— Begin —

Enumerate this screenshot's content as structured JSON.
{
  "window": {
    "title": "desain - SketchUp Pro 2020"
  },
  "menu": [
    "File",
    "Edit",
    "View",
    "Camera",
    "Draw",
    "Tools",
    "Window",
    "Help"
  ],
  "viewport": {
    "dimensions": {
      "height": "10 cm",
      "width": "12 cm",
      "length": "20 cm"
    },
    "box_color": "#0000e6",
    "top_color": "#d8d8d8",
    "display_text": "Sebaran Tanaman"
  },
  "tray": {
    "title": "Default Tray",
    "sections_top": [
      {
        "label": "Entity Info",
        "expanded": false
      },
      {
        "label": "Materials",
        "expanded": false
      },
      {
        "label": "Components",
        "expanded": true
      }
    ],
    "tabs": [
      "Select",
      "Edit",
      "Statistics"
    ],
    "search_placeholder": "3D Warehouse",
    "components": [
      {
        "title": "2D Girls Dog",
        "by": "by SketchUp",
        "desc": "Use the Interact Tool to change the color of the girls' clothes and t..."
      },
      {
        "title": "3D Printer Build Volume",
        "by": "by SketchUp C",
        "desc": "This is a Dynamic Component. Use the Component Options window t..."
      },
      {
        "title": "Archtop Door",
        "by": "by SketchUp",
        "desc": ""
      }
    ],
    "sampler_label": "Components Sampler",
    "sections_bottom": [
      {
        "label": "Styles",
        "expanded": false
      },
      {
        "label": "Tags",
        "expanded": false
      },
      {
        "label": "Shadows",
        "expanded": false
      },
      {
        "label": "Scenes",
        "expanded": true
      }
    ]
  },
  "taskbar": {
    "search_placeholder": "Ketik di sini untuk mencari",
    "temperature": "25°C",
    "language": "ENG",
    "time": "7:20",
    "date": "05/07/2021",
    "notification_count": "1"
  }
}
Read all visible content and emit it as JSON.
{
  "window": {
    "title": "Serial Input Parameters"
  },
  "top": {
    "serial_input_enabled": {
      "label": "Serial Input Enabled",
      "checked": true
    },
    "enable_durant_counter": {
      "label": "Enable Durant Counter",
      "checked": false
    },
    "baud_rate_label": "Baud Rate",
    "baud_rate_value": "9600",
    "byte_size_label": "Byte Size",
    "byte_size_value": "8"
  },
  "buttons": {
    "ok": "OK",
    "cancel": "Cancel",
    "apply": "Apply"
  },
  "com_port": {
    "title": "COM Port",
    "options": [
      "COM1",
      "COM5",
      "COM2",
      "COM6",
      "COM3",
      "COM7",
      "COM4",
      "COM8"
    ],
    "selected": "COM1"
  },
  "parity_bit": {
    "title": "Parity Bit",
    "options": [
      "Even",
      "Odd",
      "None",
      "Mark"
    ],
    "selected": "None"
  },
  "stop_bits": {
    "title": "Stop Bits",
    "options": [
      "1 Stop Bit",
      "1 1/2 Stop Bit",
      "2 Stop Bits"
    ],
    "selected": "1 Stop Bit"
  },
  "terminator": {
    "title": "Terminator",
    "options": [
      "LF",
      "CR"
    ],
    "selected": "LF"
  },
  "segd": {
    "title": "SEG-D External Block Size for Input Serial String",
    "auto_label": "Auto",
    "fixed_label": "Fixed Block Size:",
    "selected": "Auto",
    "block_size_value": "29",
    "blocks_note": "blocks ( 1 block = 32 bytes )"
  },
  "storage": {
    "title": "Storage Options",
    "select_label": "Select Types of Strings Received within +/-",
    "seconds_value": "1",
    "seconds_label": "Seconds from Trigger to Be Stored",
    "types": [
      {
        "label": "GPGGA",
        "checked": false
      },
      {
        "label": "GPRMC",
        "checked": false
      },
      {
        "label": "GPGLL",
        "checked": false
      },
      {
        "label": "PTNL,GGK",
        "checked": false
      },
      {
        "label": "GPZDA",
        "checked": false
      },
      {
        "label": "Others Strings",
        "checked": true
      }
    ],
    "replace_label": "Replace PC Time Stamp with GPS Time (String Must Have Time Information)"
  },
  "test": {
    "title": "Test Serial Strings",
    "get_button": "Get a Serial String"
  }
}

— End —

Give a word-for-word copy of the records.

Enumerate this screenshot's content as structured JSON.
{
  "window": {
    "title": "desain - SketchUp Pro 2020"
  },
  "menu": [
    "File",
    "Edit",
    "View",
    "Camera",
    "Draw",
    "Tools",
    "Window",
    "Help"
  ],
  "viewport": {
    "dimensions": {
      "height": "10 cm",
      "width": "12 cm",
      "length": "20 cm"
    },
    "box_color": "#0000e6",
    "top_color": "#d8d8d8",
    "display_text": "Sebaran Tanaman"
  },
  "tray": {
    "title": "Default Tray",
    "sections_top": [
      {
        "label": "Entity Info",
        "expanded": false
      },
      {
        "label": "Materials",
        "expanded": false
      },
      {
        "label": "Components",
        "expanded": true
      }
    ],
    "tabs": [
      "Select",
      "Edit",
      "Statistics"
    ],
    "search_placeholder": "3D Warehouse",
    "components": [
      {
        "title": "2D Girls Dog",
        "by": "by SketchUp",
        "desc": "Use the Interact Tool to change the color of the girls' clothes and t..."
      },
      {
        "title": "3D Printer Build Volume",
        "by": "by SketchUp C",
        "desc": "This is a Dynamic Component. Use the Component Options window t..."
      },
      {
        "title": "Archtop Door",
        "by": "by SketchUp",
        "desc": ""
      }
    ],
    "sampler_label": "Components Sampler",
    "sections_bottom": [
      {
        "label": "Styles",
        "expanded": false
      },
      {
        "label": "Tags",
        "expanded": false
      },
      {
        "label": "Shadows",
        "expanded": false
      },
      {
        "label": "Scenes",
        "expanded": true
      }
    ]
  },
  "taskbar": {
    "search_placeholder": "Ketik di sini untuk mencari",
    "temperature": "25°C",
    "language": "ENG",
    "time": "7:20",
    "date": "05/07/2021",
    "notification_count": "1"
  }
}
Read all visible content and emit it as JSON.
{
  "window": {
    "title": "Serial Input Parameters"
  },
  "top": {
    "serial_input_enabled": {
      "label": "Serial Input Enabled",
      "checked": true
    },
    "enable_durant_counter": {
      "label": "Enable Durant Counter",
      "checked": false
    },
    "baud_rate_label": "Baud Rate",
    "baud_rate_value": "9600",
    "byte_size_label": "Byte Size",
    "byte_size_value": "8"
  },
  "buttons": {
    "ok": "OK",
    "cancel": "Cancel",
    "apply": "Apply"
  },
  "com_port": {
    "title": "COM Port",
    "options": [
      "COM1",
      "COM5",
      "COM2",
      "COM6",
      "COM3",
      "COM7",
      "COM4",
      "COM8"
    ],
    "selected": "COM1"
  },
  "parity_bit": {
    "title": "Parity Bit",
    "options": [
      "Even",
      "Odd",
      "None",
      "Mark"
    ],
    "selected": "None"
  },
  "stop_bits": {
    "title": "Stop Bits",
    "options": [
      "1 Stop Bit",
      "1 1/2 Stop Bit",
      "2 Stop Bits"
    ],
    "selected": "1 Stop Bit"
  },
  "terminator": {
    "title": "Terminator",
    "options": [
      "LF",
      "CR"
    ],
    "selected": "LF"
  },
  "segd": {
    "title": "SEG-D External Block Size for Input Serial String",
    "auto_label": "Auto",
    "fixed_label": "Fixed Block Size:",
    "selected": "Auto",
    "block_size_value": "29",
    "blocks_note": "blocks ( 1 block = 32 bytes )"
  },
  "storage": {
    "title": "Storage Options",
    "select_label": "Select Types of Strings Received within +/-",
    "seconds_value": "1",
    "seconds_label": "Seconds from Trigger to Be Stored",
    "types": [
      {
        "label": "GPGGA",
        "checked": false
      },
      {
        "label": "GPRMC",
        "checked": false
      },
      {
        "label": "GPGLL",
        "checked": false
      },
      {
        "label": "PTNL,GGK",
        "checked": false
      },
      {
        "label": "GPZDA",
        "checked": false
      },
      {
        "label": "Others Strings",
        "checked": true
      }
    ],
    "replace_label": "Replace PC Time Stamp with GPS Time (String Must Have Time Information)"
  },
  "test": {
    "title": "Test Serial Strings",
    "get_button": "Get a Serial String"
  }
}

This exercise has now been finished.